> _Figure content listings_:
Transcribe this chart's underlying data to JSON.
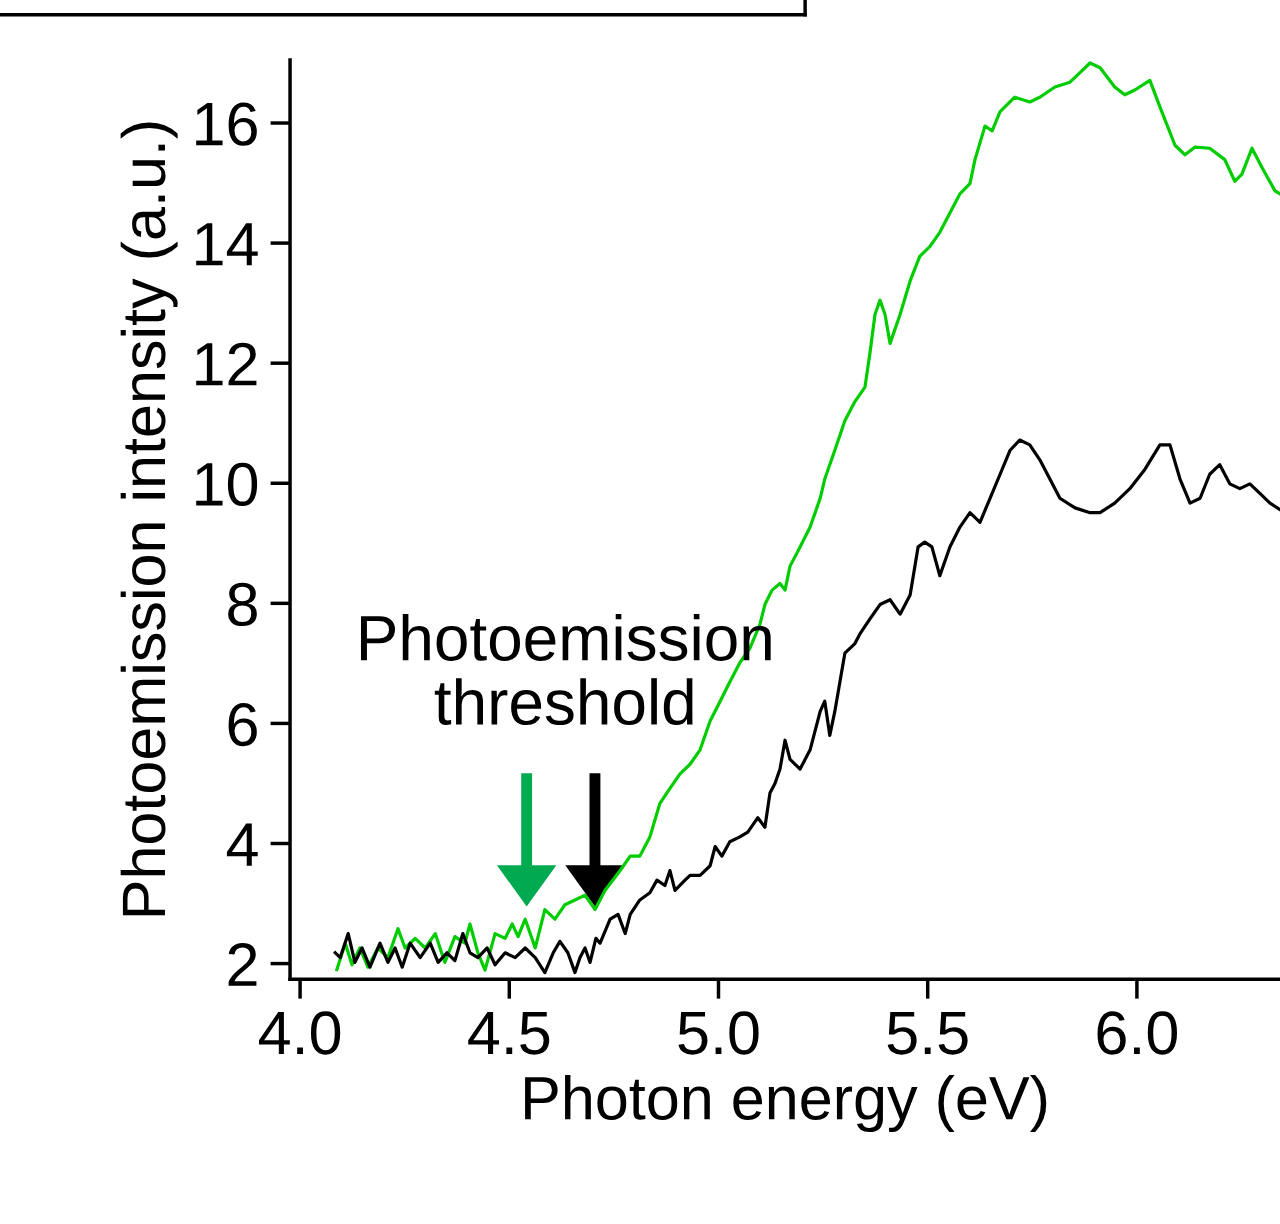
{
  "chart_data": {
    "type": "line",
    "xlabel": "Photon energy (eV)",
    "ylabel": "Photoemission intensity (a.u.)",
    "annotations": [
      "Photoemission\nthreshold"
    ],
    "xlim": [
      3.976,
      6.342
    ],
    "ylim": [
      1.74,
      17.05
    ],
    "xticks": [
      {
        "value": 4.0,
        "label": "4.0"
      },
      {
        "value": 4.5,
        "label": "4.5"
      },
      {
        "value": 5.0,
        "label": "5.0"
      },
      {
        "value": 5.5,
        "label": "5.5"
      },
      {
        "value": 6.0,
        "label": "6.0"
      }
    ],
    "yticks": [
      2,
      4,
      6,
      8,
      10,
      12,
      14,
      16
    ],
    "grid": false,
    "marker": "none",
    "line_style": "solid",
    "series": [
      {
        "color": "#00cc00",
        "x": [
          4.088,
          4.108,
          4.124,
          4.143,
          4.162,
          4.186,
          4.21,
          4.234,
          4.251,
          4.275,
          4.299,
          4.323,
          4.346,
          4.37,
          4.394,
          4.406,
          4.425,
          4.442,
          4.466,
          4.49,
          4.507,
          4.521,
          4.538,
          4.562,
          4.585,
          4.609,
          4.633,
          4.657,
          4.681,
          4.705,
          4.729,
          4.765,
          4.789,
          4.812,
          4.836,
          4.86,
          4.884,
          4.908,
          4.932,
          4.956,
          4.98,
          5.004,
          5.027,
          5.051,
          5.075,
          5.099,
          5.111,
          5.128,
          5.147,
          5.159,
          5.171,
          5.195,
          5.219,
          5.243,
          5.254,
          5.278,
          5.302,
          5.326,
          5.35,
          5.362,
          5.374,
          5.386,
          5.398,
          5.41,
          5.434,
          5.458,
          5.481,
          5.505,
          5.529,
          5.553,
          5.577,
          5.601,
          5.613,
          5.637,
          5.654,
          5.673,
          5.708,
          5.744,
          5.768,
          5.804,
          5.84,
          5.864,
          5.888,
          5.912,
          5.947,
          5.971,
          5.995,
          6.031,
          6.055,
          6.091,
          6.115,
          6.139,
          6.174,
          6.21,
          6.234,
          6.251,
          6.275,
          6.299,
          6.33,
          6.342
        ],
        "values": [
          1.9,
          2.34,
          1.98,
          2.26,
          1.94,
          2.26,
          2.1,
          2.58,
          2.26,
          2.42,
          2.26,
          2.5,
          2.02,
          2.45,
          2.34,
          2.66,
          2.18,
          1.89,
          2.5,
          2.42,
          2.66,
          2.45,
          2.74,
          2.26,
          2.9,
          2.74,
          2.98,
          3.06,
          3.14,
          2.9,
          3.22,
          3.55,
          3.79,
          3.79,
          4.11,
          4.67,
          4.92,
          5.16,
          5.32,
          5.56,
          6.04,
          6.37,
          6.69,
          7.01,
          7.25,
          7.65,
          7.98,
          8.22,
          8.33,
          8.22,
          8.62,
          8.94,
          9.27,
          9.75,
          10.07,
          10.55,
          11.04,
          11.36,
          11.6,
          12.17,
          12.81,
          13.05,
          12.81,
          12.33,
          12.81,
          13.37,
          13.78,
          13.94,
          14.18,
          14.5,
          14.82,
          14.99,
          15.39,
          15.95,
          15.87,
          16.19,
          16.43,
          16.35,
          16.43,
          16.6,
          16.68,
          16.84,
          17.0,
          16.92,
          16.6,
          16.47,
          16.55,
          16.71,
          16.27,
          15.63,
          15.47,
          15.6,
          15.58,
          15.39,
          15.03,
          15.15,
          15.58,
          15.26,
          14.87,
          14.82
        ]
      },
      {
        "color": "#000000",
        "x": [
          4.084,
          4.096,
          4.115,
          4.131,
          4.148,
          4.167,
          4.191,
          4.21,
          4.227,
          4.244,
          4.263,
          4.287,
          4.311,
          4.33,
          4.351,
          4.37,
          4.389,
          4.406,
          4.425,
          4.447,
          4.466,
          4.49,
          4.514,
          4.538,
          4.562,
          4.585,
          4.605,
          4.621,
          4.64,
          4.657,
          4.669,
          4.681,
          4.693,
          4.707,
          4.717,
          4.741,
          4.76,
          4.777,
          4.789,
          4.812,
          4.836,
          4.853,
          4.872,
          4.884,
          4.896,
          4.92,
          4.932,
          4.956,
          4.98,
          4.992,
          5.008,
          5.027,
          5.051,
          5.07,
          5.094,
          5.111,
          5.123,
          5.135,
          5.147,
          5.159,
          5.171,
          5.195,
          5.219,
          5.243,
          5.254,
          5.266,
          5.278,
          5.302,
          5.326,
          5.338,
          5.362,
          5.386,
          5.41,
          5.434,
          5.458,
          5.477,
          5.493,
          5.51,
          5.529,
          5.553,
          5.577,
          5.601,
          5.625,
          5.649,
          5.673,
          5.697,
          5.72,
          5.744,
          5.768,
          5.792,
          5.816,
          5.852,
          5.888,
          5.912,
          5.947,
          5.983,
          6.019,
          6.055,
          6.079,
          6.103,
          6.127,
          6.151,
          6.174,
          6.198,
          6.222,
          6.246,
          6.27,
          6.294,
          6.318,
          6.342
        ],
        "values": [
          2.18,
          2.1,
          2.5,
          2.02,
          2.26,
          1.94,
          2.34,
          2.02,
          2.26,
          1.94,
          2.34,
          2.1,
          2.34,
          2.02,
          2.18,
          2.05,
          2.5,
          2.18,
          2.1,
          2.26,
          1.98,
          2.18,
          2.1,
          2.26,
          2.1,
          1.85,
          2.18,
          2.37,
          2.18,
          1.85,
          2.1,
          2.26,
          2.02,
          2.42,
          2.34,
          2.74,
          2.82,
          2.5,
          2.82,
          3.06,
          3.18,
          3.39,
          3.3,
          3.55,
          3.22,
          3.39,
          3.47,
          3.47,
          3.63,
          3.95,
          3.79,
          4.03,
          4.11,
          4.19,
          4.43,
          4.27,
          4.84,
          5.0,
          5.24,
          5.72,
          5.4,
          5.24,
          5.56,
          6.2,
          6.37,
          5.8,
          6.2,
          7.17,
          7.33,
          7.49,
          7.74,
          7.98,
          8.06,
          7.82,
          8.14,
          8.94,
          9.02,
          8.94,
          8.46,
          8.94,
          9.27,
          9.51,
          9.35,
          9.75,
          10.15,
          10.55,
          10.72,
          10.64,
          10.39,
          10.07,
          9.75,
          9.59,
          9.51,
          9.51,
          9.67,
          9.91,
          10.23,
          10.64,
          10.64,
          10.07,
          9.67,
          9.75,
          10.15,
          10.31,
          9.99,
          9.91,
          9.99,
          9.83,
          9.67,
          9.56
        ]
      }
    ]
  }
}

> _THE PROBLEM_:
Set down the material above as is, without any pictures.

> _SOLUTION TO THIS EXERCISE_:
Transcribe this chart's underlying data to JSON.
{
  "chart_data": {
    "type": "line",
    "xlabel": "Photon energy (eV)",
    "ylabel": "Photoemission intensity (a.u.)",
    "annotations": [
      "Photoemission\nthreshold"
    ],
    "xlim": [
      3.976,
      6.342
    ],
    "ylim": [
      1.74,
      17.05
    ],
    "xticks": [
      {
        "value": 4.0,
        "label": "4.0"
      },
      {
        "value": 4.5,
        "label": "4.5"
      },
      {
        "value": 5.0,
        "label": "5.0"
      },
      {
        "value": 5.5,
        "label": "5.5"
      },
      {
        "value": 6.0,
        "label": "6.0"
      }
    ],
    "yticks": [
      2,
      4,
      6,
      8,
      10,
      12,
      14,
      16
    ],
    "grid": false,
    "marker": "none",
    "line_style": "solid",
    "series": [
      {
        "color": "#00cc00",
        "x": [
          4.088,
          4.108,
          4.124,
          4.143,
          4.162,
          4.186,
          4.21,
          4.234,
          4.251,
          4.275,
          4.299,
          4.323,
          4.346,
          4.37,
          4.394,
          4.406,
          4.425,
          4.442,
          4.466,
          4.49,
          4.507,
          4.521,
          4.538,
          4.562,
          4.585,
          4.609,
          4.633,
          4.657,
          4.681,
          4.705,
          4.729,
          4.765,
          4.789,
          4.812,
          4.836,
          4.86,
          4.884,
          4.908,
          4.932,
          4.956,
          4.98,
          5.004,
          5.027,
          5.051,
          5.075,
          5.099,
          5.111,
          5.128,
          5.147,
          5.159,
          5.171,
          5.195,
          5.219,
          5.243,
          5.254,
          5.278,
          5.302,
          5.326,
          5.35,
          5.362,
          5.374,
          5.386,
          5.398,
          5.41,
          5.434,
          5.458,
          5.481,
          5.505,
          5.529,
          5.553,
          5.577,
          5.601,
          5.613,
          5.637,
          5.654,
          5.673,
          5.708,
          5.744,
          5.768,
          5.804,
          5.84,
          5.864,
          5.888,
          5.912,
          5.947,
          5.971,
          5.995,
          6.031,
          6.055,
          6.091,
          6.115,
          6.139,
          6.174,
          6.21,
          6.234,
          6.251,
          6.275,
          6.299,
          6.33,
          6.342
        ],
        "values": [
          1.9,
          2.34,
          1.98,
          2.26,
          1.94,
          2.26,
          2.1,
          2.58,
          2.26,
          2.42,
          2.26,
          2.5,
          2.02,
          2.45,
          2.34,
          2.66,
          2.18,
          1.89,
          2.5,
          2.42,
          2.66,
          2.45,
          2.74,
          2.26,
          2.9,
          2.74,
          2.98,
          3.06,
          3.14,
          2.9,
          3.22,
          3.55,
          3.79,
          3.79,
          4.11,
          4.67,
          4.92,
          5.16,
          5.32,
          5.56,
          6.04,
          6.37,
          6.69,
          7.01,
          7.25,
          7.65,
          7.98,
          8.22,
          8.33,
          8.22,
          8.62,
          8.94,
          9.27,
          9.75,
          10.07,
          10.55,
          11.04,
          11.36,
          11.6,
          12.17,
          12.81,
          13.05,
          12.81,
          12.33,
          12.81,
          13.37,
          13.78,
          13.94,
          14.18,
          14.5,
          14.82,
          14.99,
          15.39,
          15.95,
          15.87,
          16.19,
          16.43,
          16.35,
          16.43,
          16.6,
          16.68,
          16.84,
          17.0,
          16.92,
          16.6,
          16.47,
          16.55,
          16.71,
          16.27,
          15.63,
          15.47,
          15.6,
          15.58,
          15.39,
          15.03,
          15.15,
          15.58,
          15.26,
          14.87,
          14.82
        ]
      },
      {
        "color": "#000000",
        "x": [
          4.084,
          4.096,
          4.115,
          4.131,
          4.148,
          4.167,
          4.191,
          4.21,
          4.227,
          4.244,
          4.263,
          4.287,
          4.311,
          4.33,
          4.351,
          4.37,
          4.389,
          4.406,
          4.425,
          4.447,
          4.466,
          4.49,
          4.514,
          4.538,
          4.562,
          4.585,
          4.605,
          4.621,
          4.64,
          4.657,
          4.669,
          4.681,
          4.693,
          4.707,
          4.717,
          4.741,
          4.76,
          4.777,
          4.789,
          4.812,
          4.836,
          4.853,
          4.872,
          4.884,
          4.896,
          4.92,
          4.932,
          4.956,
          4.98,
          4.992,
          5.008,
          5.027,
          5.051,
          5.07,
          5.094,
          5.111,
          5.123,
          5.135,
          5.147,
          5.159,
          5.171,
          5.195,
          5.219,
          5.243,
          5.254,
          5.266,
          5.278,
          5.302,
          5.326,
          5.338,
          5.362,
          5.386,
          5.41,
          5.434,
          5.458,
          5.477,
          5.493,
          5.51,
          5.529,
          5.553,
          5.577,
          5.601,
          5.625,
          5.649,
          5.673,
          5.697,
          5.72,
          5.744,
          5.768,
          5.792,
          5.816,
          5.852,
          5.888,
          5.912,
          5.947,
          5.983,
          6.019,
          6.055,
          6.079,
          6.103,
          6.127,
          6.151,
          6.174,
          6.198,
          6.222,
          6.246,
          6.27,
          6.294,
          6.318,
          6.342
        ],
        "values": [
          2.18,
          2.1,
          2.5,
          2.02,
          2.26,
          1.94,
          2.34,
          2.02,
          2.26,
          1.94,
          2.34,
          2.1,
          2.34,
          2.02,
          2.18,
          2.05,
          2.5,
          2.18,
          2.1,
          2.26,
          1.98,
          2.18,
          2.1,
          2.26,
          2.1,
          1.85,
          2.18,
          2.37,
          2.18,
          1.85,
          2.1,
          2.26,
          2.02,
          2.42,
          2.34,
          2.74,
          2.82,
          2.5,
          2.82,
          3.06,
          3.18,
          3.39,
          3.3,
          3.55,
          3.22,
          3.39,
          3.47,
          3.47,
          3.63,
          3.95,
          3.79,
          4.03,
          4.11,
          4.19,
          4.43,
          4.27,
          4.84,
          5.0,
          5.24,
          5.72,
          5.4,
          5.24,
          5.56,
          6.2,
          6.37,
          5.8,
          6.2,
          7.17,
          7.33,
          7.49,
          7.74,
          7.98,
          8.06,
          7.82,
          8.14,
          8.94,
          9.02,
          8.94,
          8.46,
          8.94,
          9.27,
          9.51,
          9.35,
          9.75,
          10.15,
          10.55,
          10.72,
          10.64,
          10.39,
          10.07,
          9.75,
          9.59,
          9.51,
          9.51,
          9.67,
          9.91,
          10.23,
          10.64,
          10.64,
          10.07,
          9.67,
          9.75,
          10.15,
          10.31,
          9.99,
          9.91,
          9.99,
          9.83,
          9.67,
          9.56
        ]
      }
    ]
  }
}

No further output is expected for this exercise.